### EXERCISE DESCRIPTION
All of the records should be given back exactly and in full.

*** SOURCE DATA ***

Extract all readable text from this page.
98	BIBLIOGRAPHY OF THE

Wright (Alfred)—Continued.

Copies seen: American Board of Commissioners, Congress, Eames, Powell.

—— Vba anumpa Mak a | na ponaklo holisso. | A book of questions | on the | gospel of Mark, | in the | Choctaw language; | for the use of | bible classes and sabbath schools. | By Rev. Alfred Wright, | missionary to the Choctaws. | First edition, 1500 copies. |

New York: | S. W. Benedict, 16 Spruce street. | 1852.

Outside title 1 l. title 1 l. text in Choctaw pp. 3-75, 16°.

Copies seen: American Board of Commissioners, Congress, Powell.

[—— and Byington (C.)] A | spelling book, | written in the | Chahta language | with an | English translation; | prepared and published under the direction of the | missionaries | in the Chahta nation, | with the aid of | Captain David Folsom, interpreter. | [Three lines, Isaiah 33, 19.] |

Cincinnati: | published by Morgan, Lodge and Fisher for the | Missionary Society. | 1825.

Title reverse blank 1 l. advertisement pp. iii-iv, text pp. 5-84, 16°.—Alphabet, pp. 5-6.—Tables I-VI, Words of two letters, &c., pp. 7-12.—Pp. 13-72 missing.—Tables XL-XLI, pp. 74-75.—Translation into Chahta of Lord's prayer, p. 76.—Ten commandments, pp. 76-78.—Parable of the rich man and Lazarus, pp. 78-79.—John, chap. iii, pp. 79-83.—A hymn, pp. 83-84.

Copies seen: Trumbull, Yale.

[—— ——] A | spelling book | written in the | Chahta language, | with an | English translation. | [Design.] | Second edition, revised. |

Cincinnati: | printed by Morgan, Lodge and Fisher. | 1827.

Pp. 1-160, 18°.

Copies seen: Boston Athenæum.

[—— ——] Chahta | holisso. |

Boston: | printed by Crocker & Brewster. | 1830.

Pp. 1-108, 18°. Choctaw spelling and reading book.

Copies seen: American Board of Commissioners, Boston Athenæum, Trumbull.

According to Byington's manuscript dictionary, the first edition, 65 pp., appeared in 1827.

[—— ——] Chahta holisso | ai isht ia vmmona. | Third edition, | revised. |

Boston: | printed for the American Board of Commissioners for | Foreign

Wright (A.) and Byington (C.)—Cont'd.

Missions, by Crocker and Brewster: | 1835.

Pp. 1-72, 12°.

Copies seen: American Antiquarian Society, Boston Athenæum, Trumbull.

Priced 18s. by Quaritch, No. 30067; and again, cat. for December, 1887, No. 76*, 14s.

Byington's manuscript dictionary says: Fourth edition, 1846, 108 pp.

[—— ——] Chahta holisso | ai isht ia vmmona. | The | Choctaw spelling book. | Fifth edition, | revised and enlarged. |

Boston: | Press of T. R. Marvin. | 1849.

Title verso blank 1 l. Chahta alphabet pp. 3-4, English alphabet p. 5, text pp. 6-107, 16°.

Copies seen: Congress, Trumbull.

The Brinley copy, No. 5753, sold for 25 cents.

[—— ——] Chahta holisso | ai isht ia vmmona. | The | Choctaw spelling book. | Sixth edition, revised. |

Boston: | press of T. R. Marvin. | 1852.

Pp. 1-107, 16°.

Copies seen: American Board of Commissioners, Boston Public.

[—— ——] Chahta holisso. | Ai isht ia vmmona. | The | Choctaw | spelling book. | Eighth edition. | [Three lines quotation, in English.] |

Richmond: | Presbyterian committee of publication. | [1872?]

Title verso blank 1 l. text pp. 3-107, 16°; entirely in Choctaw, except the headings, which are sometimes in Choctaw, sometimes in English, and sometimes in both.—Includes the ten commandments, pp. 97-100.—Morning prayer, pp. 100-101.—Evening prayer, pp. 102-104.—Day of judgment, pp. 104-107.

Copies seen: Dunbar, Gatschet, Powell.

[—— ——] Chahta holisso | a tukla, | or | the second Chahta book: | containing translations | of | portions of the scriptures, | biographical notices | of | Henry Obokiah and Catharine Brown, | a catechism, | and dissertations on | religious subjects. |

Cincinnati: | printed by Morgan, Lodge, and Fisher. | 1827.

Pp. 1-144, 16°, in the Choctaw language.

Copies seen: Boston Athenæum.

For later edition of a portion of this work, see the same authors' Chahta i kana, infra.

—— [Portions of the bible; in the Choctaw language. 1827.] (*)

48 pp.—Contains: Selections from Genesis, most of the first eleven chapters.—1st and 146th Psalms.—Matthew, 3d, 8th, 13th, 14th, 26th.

*** End of SOURCE DATA ***

### PROBLEM SOLUTION
Extract all readable text from this page.
98	BIBLIOGRAPHY OF THE

Wright (Alfred)—Continued.

Copies seen: American Board of Commissioners, Congress, Eames, Powell.

—— Vba anumpa Mak a | na ponaklo holisso. | A book of questions | on the | gospel of Mark, | in the | Choctaw language; | for the use of | bible classes and sabbath schools. | By Rev. Alfred Wright, | missionary to the Choctaws. | First edition, 1500 copies. |

New York: | S. W. Benedict, 16 Spruce street. | 1852.

Outside title 1 l. title 1 l. text in Choctaw pp. 3-75, 16°.

Copies seen: American Board of Commissioners, Congress, Powell.

[—— and Byington (C.)] A | spelling book, | written in the | Chahta language | with an | English translation; | prepared and published under the direction of the | missionaries | in the Chahta nation, | with the aid of | Captain David Folsom, interpreter. | [Three lines, Isaiah 33, 19.] |

Cincinnati: | published by Morgan, Lodge and Fisher for the | Missionary Society. | 1825.

Title reverse blank 1 l. advertisement pp. iii-iv, text pp. 5-84, 16°.—Alphabet, pp. 5-6.—Tables I-VI, Words of two letters, &c., pp. 7-12.—Pp. 13-72 missing.—Tables XL-XLI, pp. 74-75.—Translation into Chahta of Lord's prayer, p. 76.—Ten commandments, pp. 76-78.—Parable of the rich man and Lazarus, pp. 78-79.—John, chap. iii, pp. 79-83.—A hymn, pp. 83-84.

Copies seen: Trumbull, Yale.

[—— ——] A | spelling book | written in the | Chahta language, | with an | English translation. | [Design.] | Second edition, revised. |

Cincinnati: | printed by Morgan, Lodge and Fisher. | 1827.

Pp. 1-160, 18°.

Copies seen: Boston Athenæum.

[—— ——] Chahta | holisso. |

Boston: | printed by Crocker & Brewster. | 1830.

Pp. 1-108, 18°. Choctaw spelling and reading book.

Copies seen: American Board of Commissioners, Boston Athenæum, Trumbull.

According to Byington's manuscript dictionary, the first edition, 65 pp., appeared in 1827.

[—— ——] Chahta holisso | ai isht ia vmmona. | Third edition, | revised. |

Boston: | printed for the American Board of Commissioners for | Foreign

Wright (A.) and Byington (C.)—Cont'd.

Missions, by Crocker and Brewster: | 1835.

Pp. 1-72, 12°.

Copies seen: American Antiquarian Society, Boston Athenæum, Trumbull.

Priced 18s. by Quaritch, No. 30067; and again, cat. for December, 1887, No. 76*, 14s.

Byington's manuscript dictionary says: Fourth edition, 1846, 108 pp.

[—— ——] Chahta holisso | ai isht ia vmmona. | The | Choctaw spelling book. | Fifth edition, | revised and enlarged. |

Boston: | Press of T. R. Marvin. | 1849.

Title verso blank 1 l. Chahta alphabet pp. 3-4, English alphabet p. 5, text pp. 6-107, 16°.

Copies seen: Congress, Trumbull.

The Brinley copy, No. 5753, sold for 25 cents.

[—— ——] Chahta holisso | ai isht ia vmmona. | The | Choctaw spelling book. | Sixth edition, revised. |

Boston: | press of T. R. Marvin. | 1852.

Pp. 1-107, 16°.

Copies seen: American Board of Commissioners, Boston Public.

[—— ——] Chahta holisso. | Ai isht ia vmmona. | The | Choctaw | spelling book. | Eighth edition. | [Three lines quotation, in English.] |

Richmond: | Presbyterian committee of publication. | [1872?]

Title verso blank 1 l. text pp. 3-107, 16°; entirely in Choctaw, except the headings, which are sometimes in Choctaw, sometimes in English, and sometimes in both.—Includes the ten commandments, pp. 97-100.—Morning prayer, pp. 100-101.—Evening prayer, pp. 102-104.—Day of judgment, pp. 104-107.

Copies seen: Dunbar, Gatschet, Powell.

[—— ——] Chahta holisso | a tukla, | or | the second Chahta book: | containing translations | of | portions of the scriptures, | biographical notices | of | Henry Obokiah and Catharine Brown, | a catechism, | and dissertations on | religious subjects. |

Cincinnati: | printed by Morgan, Lodge, and Fisher. | 1827.

Pp. 1-144, 16°, in the Choctaw language.

Copies seen: Boston Athenæum.

For later edition of a portion of this work, see the same authors' Chahta i kana, infra.

—— [Portions of the bible; in the Choctaw language. 1827.] (*)

48 pp.—Contains: Selections from Genesis, most of the first eleven chapters.—1st and 146th Psalms.—Matthew, 3d, 8th, 13th, 14th, 26th.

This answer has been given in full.